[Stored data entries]
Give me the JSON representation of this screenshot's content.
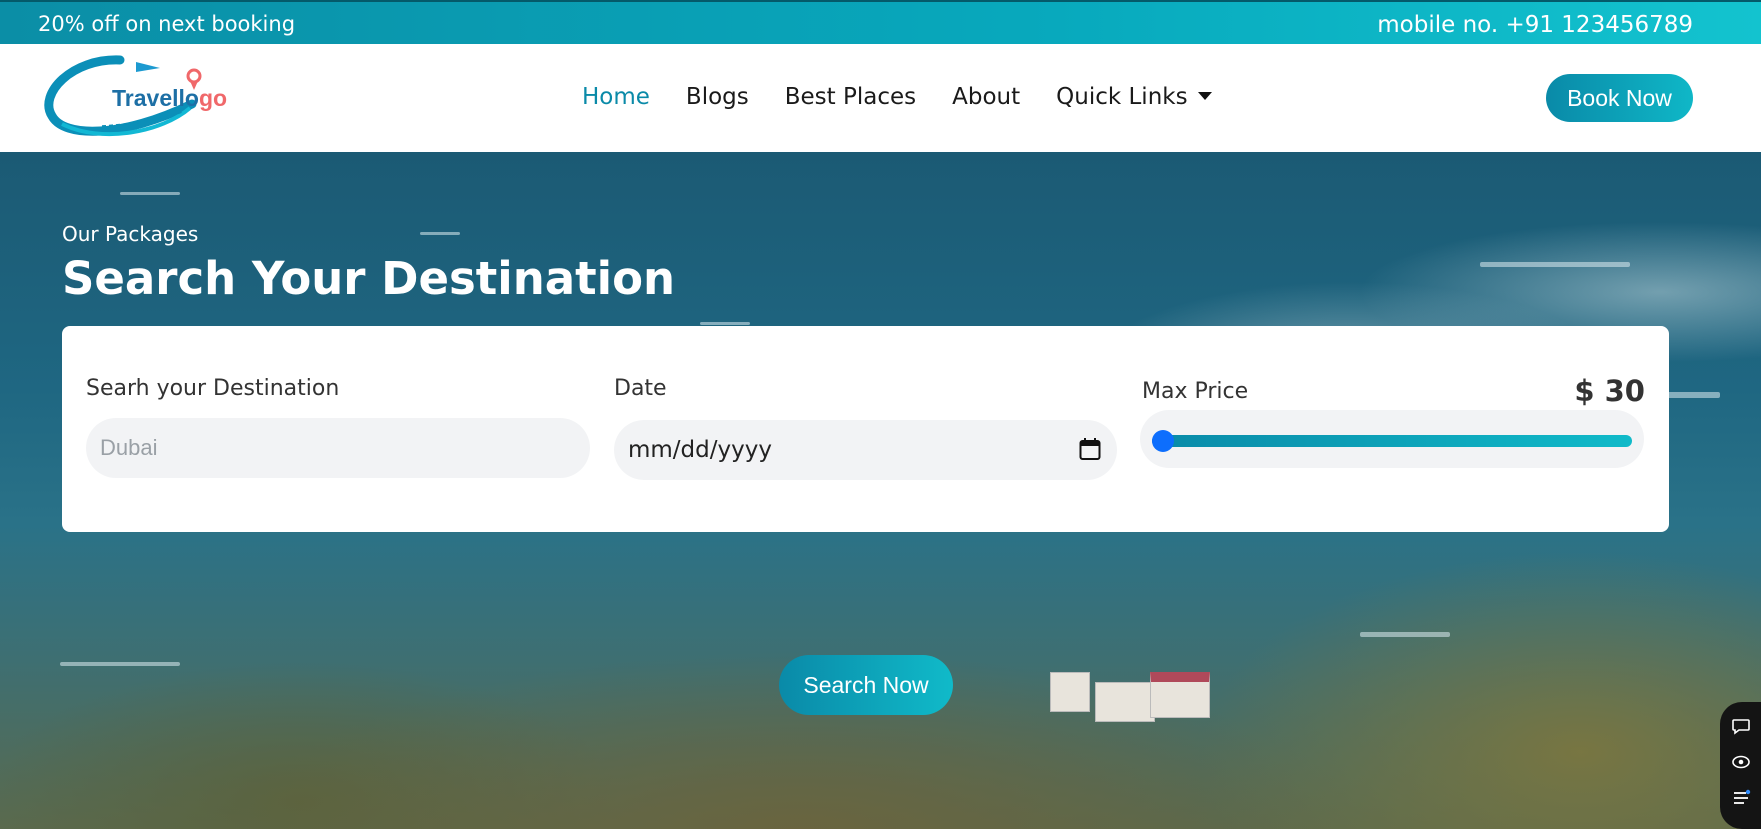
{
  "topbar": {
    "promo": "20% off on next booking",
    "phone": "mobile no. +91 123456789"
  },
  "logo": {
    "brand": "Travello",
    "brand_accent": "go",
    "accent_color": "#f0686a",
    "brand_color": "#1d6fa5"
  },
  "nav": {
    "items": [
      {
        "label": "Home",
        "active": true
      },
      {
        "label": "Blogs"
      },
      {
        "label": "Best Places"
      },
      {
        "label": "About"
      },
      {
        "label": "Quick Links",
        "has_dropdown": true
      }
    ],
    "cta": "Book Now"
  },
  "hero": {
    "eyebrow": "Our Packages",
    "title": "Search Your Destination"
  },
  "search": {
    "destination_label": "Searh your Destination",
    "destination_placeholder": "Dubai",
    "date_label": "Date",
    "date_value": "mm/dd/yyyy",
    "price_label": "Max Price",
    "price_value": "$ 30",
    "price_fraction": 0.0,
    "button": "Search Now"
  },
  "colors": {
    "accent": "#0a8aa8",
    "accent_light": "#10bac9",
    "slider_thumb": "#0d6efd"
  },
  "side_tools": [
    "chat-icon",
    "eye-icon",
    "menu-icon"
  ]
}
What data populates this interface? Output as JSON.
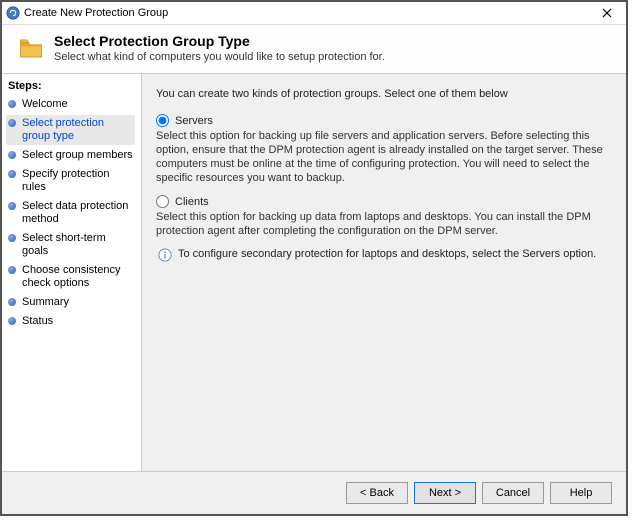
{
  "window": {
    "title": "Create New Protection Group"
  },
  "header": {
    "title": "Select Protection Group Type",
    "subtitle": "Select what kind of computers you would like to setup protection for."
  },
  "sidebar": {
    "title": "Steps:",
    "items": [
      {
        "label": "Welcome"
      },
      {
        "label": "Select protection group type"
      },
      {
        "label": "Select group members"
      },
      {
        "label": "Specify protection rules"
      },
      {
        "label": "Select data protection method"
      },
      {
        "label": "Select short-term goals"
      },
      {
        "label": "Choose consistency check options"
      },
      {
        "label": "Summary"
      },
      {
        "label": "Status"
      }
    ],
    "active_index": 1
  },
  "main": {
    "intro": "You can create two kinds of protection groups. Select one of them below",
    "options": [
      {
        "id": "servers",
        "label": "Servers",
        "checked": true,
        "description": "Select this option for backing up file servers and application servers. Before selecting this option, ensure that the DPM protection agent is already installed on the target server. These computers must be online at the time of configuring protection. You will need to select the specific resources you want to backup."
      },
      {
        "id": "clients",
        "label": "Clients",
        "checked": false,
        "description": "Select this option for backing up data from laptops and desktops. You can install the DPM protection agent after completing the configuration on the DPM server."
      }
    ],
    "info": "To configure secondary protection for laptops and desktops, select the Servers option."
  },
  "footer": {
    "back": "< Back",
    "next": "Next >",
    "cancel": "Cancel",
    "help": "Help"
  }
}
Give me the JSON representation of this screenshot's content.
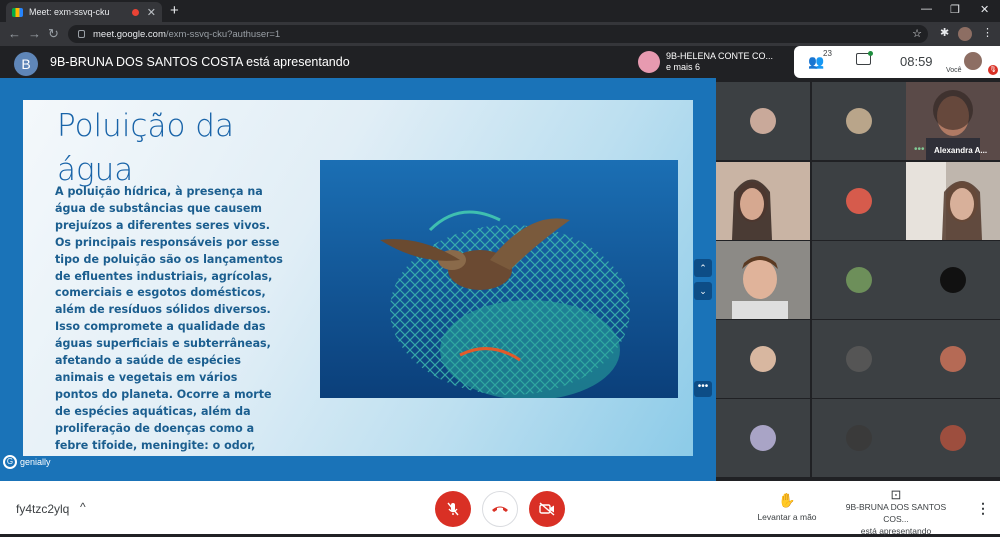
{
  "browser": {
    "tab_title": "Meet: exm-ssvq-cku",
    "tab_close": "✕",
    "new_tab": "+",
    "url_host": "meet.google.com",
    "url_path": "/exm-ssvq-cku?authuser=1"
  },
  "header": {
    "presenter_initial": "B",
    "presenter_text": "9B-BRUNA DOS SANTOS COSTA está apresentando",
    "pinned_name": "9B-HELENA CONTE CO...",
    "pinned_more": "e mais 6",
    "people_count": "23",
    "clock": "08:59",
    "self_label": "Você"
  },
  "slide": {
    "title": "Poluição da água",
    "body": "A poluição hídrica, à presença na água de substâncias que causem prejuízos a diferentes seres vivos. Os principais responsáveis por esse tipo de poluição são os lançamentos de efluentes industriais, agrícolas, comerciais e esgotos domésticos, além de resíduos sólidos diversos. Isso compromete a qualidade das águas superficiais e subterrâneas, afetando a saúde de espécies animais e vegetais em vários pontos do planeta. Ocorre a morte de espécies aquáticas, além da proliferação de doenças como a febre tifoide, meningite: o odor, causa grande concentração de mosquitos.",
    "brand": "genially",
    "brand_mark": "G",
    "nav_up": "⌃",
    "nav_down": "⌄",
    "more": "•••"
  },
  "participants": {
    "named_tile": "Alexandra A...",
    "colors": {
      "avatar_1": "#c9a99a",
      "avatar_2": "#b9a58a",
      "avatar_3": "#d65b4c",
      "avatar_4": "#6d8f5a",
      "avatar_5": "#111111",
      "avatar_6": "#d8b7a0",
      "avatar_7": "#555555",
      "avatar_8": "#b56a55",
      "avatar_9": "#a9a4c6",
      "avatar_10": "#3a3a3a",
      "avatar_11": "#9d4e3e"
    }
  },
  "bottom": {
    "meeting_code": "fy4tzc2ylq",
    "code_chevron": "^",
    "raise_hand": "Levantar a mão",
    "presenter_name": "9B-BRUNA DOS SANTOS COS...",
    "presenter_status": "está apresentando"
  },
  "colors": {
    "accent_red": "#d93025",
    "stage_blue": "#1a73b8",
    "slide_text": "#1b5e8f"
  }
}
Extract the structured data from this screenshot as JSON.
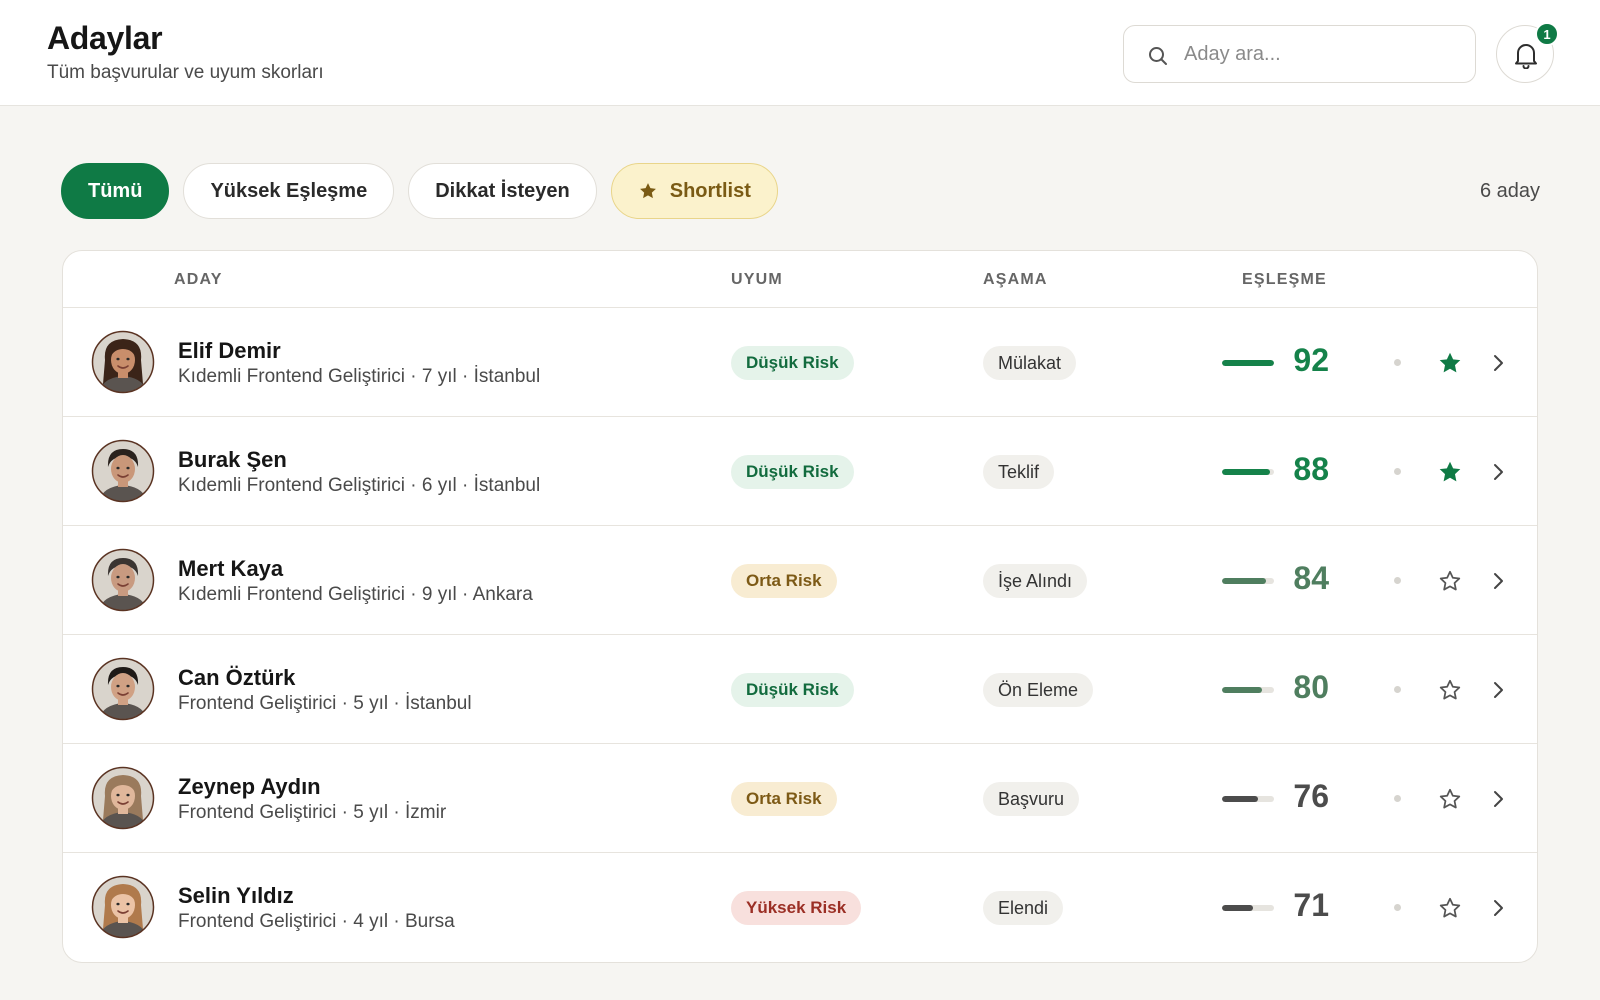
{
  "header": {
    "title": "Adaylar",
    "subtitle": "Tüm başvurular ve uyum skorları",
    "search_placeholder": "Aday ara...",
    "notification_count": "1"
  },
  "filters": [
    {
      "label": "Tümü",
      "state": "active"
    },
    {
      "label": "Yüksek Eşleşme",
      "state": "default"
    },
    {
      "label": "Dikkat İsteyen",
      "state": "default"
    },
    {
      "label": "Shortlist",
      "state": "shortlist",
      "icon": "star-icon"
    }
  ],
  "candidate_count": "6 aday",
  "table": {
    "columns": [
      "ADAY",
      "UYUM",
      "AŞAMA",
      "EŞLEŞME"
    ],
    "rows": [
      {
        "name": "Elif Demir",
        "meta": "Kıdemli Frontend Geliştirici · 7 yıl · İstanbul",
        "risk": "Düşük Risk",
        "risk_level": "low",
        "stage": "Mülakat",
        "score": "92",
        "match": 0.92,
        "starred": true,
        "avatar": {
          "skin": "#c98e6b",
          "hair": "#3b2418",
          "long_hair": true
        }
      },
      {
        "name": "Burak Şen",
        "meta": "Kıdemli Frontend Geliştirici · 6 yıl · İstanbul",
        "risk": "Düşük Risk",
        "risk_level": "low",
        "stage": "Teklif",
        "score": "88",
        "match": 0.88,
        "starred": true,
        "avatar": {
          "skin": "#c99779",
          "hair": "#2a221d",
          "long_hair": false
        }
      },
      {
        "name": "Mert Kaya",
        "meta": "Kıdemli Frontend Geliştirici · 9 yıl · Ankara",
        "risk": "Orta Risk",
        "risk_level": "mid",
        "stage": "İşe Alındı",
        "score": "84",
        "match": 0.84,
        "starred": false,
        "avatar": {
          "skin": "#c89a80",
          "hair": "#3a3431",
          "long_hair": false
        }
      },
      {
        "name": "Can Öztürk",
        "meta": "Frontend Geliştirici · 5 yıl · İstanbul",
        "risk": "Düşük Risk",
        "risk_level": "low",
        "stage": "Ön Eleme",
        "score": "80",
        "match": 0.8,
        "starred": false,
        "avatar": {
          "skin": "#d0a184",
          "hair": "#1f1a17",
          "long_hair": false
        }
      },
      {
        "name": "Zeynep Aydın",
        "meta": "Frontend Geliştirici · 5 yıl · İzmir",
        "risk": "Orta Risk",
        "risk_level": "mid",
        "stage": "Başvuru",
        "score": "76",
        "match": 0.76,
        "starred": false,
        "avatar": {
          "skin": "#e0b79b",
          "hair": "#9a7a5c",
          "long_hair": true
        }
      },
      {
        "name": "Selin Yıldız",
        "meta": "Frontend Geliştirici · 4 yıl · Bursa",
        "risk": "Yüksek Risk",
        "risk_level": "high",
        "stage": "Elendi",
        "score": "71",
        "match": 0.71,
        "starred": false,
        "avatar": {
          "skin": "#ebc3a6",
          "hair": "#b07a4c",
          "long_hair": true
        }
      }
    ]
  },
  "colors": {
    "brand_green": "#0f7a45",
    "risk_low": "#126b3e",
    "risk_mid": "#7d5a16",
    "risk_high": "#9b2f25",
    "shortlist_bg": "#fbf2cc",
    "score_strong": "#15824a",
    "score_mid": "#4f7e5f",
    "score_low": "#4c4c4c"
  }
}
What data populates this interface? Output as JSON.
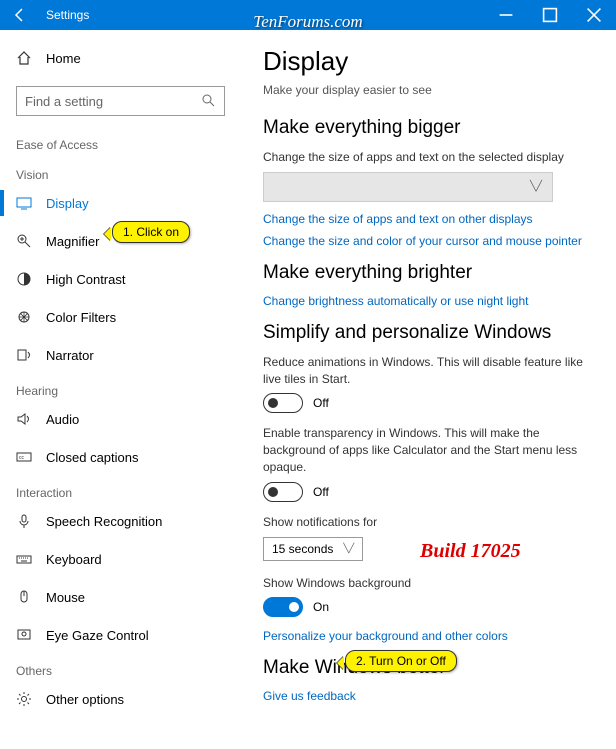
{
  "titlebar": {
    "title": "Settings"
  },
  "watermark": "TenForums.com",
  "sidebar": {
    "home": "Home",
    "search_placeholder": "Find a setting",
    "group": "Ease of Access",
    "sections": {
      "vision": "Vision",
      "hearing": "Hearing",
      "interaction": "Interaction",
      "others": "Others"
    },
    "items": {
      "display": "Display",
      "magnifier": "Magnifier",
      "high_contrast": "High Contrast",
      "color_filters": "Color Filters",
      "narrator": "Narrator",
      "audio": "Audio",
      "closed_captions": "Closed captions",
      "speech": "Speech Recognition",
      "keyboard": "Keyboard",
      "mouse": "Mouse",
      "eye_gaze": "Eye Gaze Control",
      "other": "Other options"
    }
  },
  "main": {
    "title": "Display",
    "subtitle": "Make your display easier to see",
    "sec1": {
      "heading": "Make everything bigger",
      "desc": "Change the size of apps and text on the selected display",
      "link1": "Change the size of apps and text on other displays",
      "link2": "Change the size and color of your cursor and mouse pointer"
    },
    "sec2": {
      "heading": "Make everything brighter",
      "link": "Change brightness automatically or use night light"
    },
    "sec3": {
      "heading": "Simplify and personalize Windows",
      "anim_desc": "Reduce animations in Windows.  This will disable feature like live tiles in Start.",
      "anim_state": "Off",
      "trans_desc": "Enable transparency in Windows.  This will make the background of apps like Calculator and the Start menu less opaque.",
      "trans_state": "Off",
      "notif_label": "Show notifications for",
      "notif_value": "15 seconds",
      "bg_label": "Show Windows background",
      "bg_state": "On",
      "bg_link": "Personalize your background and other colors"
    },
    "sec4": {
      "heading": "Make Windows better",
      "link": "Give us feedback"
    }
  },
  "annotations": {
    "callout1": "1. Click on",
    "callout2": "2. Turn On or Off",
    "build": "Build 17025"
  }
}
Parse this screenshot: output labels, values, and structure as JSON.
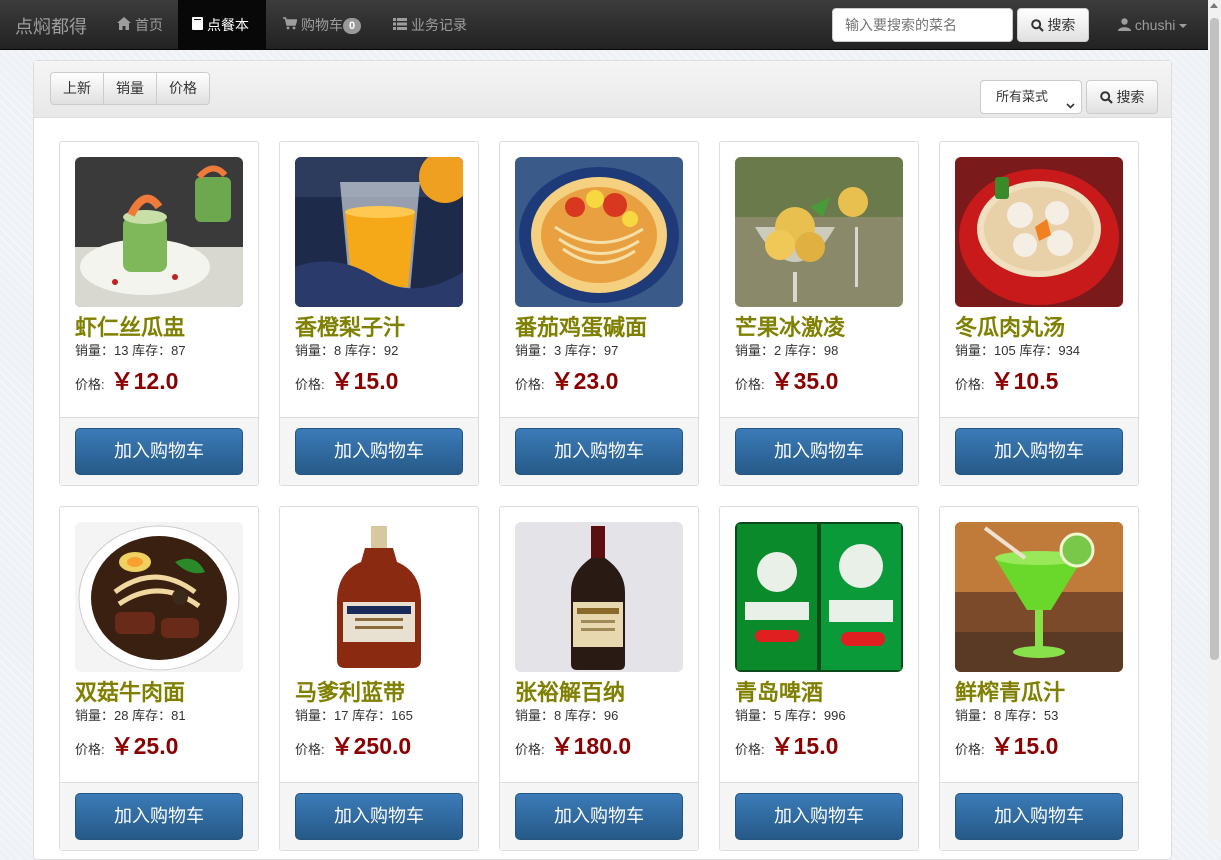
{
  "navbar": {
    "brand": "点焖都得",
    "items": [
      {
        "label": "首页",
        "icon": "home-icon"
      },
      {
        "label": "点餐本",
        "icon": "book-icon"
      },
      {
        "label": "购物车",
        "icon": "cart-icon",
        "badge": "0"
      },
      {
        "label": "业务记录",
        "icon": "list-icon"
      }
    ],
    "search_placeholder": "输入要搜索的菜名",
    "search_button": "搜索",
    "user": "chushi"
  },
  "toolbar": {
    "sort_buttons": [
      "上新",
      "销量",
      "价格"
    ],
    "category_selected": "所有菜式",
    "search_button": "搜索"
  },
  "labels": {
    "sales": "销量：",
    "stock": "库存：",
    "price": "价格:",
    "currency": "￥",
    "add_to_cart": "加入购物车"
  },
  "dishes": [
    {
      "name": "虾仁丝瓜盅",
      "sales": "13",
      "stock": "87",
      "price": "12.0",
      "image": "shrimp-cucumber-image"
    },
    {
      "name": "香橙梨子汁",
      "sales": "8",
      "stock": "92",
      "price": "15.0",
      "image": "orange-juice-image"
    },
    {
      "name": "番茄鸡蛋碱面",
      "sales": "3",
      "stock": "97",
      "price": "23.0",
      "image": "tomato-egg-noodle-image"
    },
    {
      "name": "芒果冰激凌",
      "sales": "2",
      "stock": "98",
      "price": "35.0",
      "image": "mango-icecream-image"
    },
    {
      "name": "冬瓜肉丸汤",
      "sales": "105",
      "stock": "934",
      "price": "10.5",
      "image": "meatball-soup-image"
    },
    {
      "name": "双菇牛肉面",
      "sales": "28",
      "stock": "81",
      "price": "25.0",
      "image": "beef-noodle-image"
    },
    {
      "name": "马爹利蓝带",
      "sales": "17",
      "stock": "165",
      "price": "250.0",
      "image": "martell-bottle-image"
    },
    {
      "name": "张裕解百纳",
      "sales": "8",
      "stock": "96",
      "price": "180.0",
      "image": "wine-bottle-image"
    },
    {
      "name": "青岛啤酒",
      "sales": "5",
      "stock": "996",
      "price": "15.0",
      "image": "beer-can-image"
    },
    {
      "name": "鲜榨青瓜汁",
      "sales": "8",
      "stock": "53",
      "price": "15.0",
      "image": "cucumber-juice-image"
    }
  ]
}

▶ **Objective**
Extract every line above that contains the word "mouse".

▶ **Answer to this exercise**
      "mouse": "Mouse",
      "link2": "Change the size and color of your cursor and mouse pointer"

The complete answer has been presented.